[Begin]
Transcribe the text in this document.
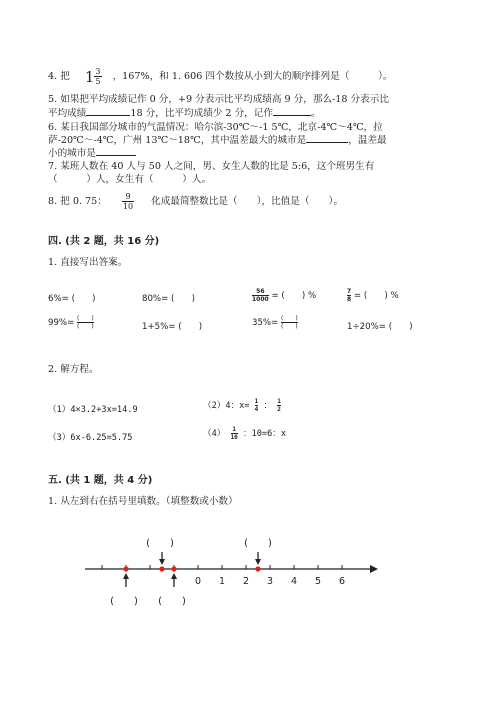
4. 把 $1 \frac{3}{5}$ ，167%，和 1. 606 四个数按从小到大的顺序排列是（　　　）。
5. 如果把平均成绩记作 0 分，+9 分表示比平均成绩高 9 分，那么-18 分表示比
平均成绩	18 分，比平均成绩少 2 分，记作	。
6. 某日我国部分城市的气温情况：哈尔滨-30℃～-1 5℃，北京-4℃～4℃，拉
萨-20℃～-4℃，广州 13℃～18℃，其中温差最大的城市是	，温差最
小的城市是
7. 某班人数在 40 人与 50 人之间，男、女生人数的比是 5:6，这个班男生有
（　　　）人，女生有（　　　）人。
8. 把 0. 75： $\frac{9}{10}$ 化成最简整数比是（　　），比值是（　　）。
四. (共 2 题，共 16 分)
1. 直接写出答案。
6%= (　　)	80%= (　　)	$\frac{56}{1000}$ = (　　) %	$\frac{7}{8}$ = (　　) %
$99\%= \frac{( )}{( )}$	1+5%= (　　)	$35\%= \frac{( )}{( )}$	1÷20%= (　　)
2. 解方程。
（1）4×3.2+3x=14.9	（2）4：$x= \frac{1}{4}$ ： $\frac{1}{2}$
（3）6x-6.25=5.75	$(4) \frac{1}{10}$ ：10=6：x
五. (共 1 题，共 4 分)
1. 从左到右在括号里填数。（填整数或小数）
0 1 2 3 4 5 6
(　　)	(　　)
(　　) (　　)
[End]
Stated exercise = Copy the records exactly as they appear, excluding images.

Result =
Transcribe the text in this document.
4. 把 $1 \frac{3}{5}$ ，167%，和 1. 606 四个数按从小到大的顺序排列是（　　　）。
5. 如果把平均成绩记作 0 分，+9 分表示比平均成绩高 9 分，那么-18 分表示比
平均成绩	18 分，比平均成绩少 2 分，记作	。
6. 某日我国部分城市的气温情况：哈尔滨-30℃～-1 5℃，北京-4℃～4℃，拉
萨-20℃～-4℃，广州 13℃～18℃，其中温差最大的城市是	，温差最
小的城市是
7. 某班人数在 40 人与 50 人之间，男、女生人数的比是 5:6，这个班男生有
（　　　）人，女生有（　　　）人。
8. 把 0. 75： $\frac{9}{10}$ 化成最简整数比是（　　），比值是（　　）。
四. (共 2 题，共 16 分)
1. 直接写出答案。
6%= (　　)	80%= (　　)	$\frac{56}{1000}$ = (　　) %	$\frac{7}{8}$ = (　　) %
$99\%= \frac{( )}{( )}$	1+5%= (　　)	$35\%= \frac{( )}{( )}$	1÷20%= (　　)
2. 解方程。
（1）4×3.2+3x=14.9	（2）4：$x= \frac{1}{4}$ ： $\frac{1}{2}$
（3）6x-6.25=5.75	$(4) \frac{1}{10}$ ：10=6：x
五. (共 1 题，共 4 分)
1. 从左到右在括号里填数。（填整数或小数）
0 1 2 3 4 5 6
(　　)	(　　)
(　　) (　　)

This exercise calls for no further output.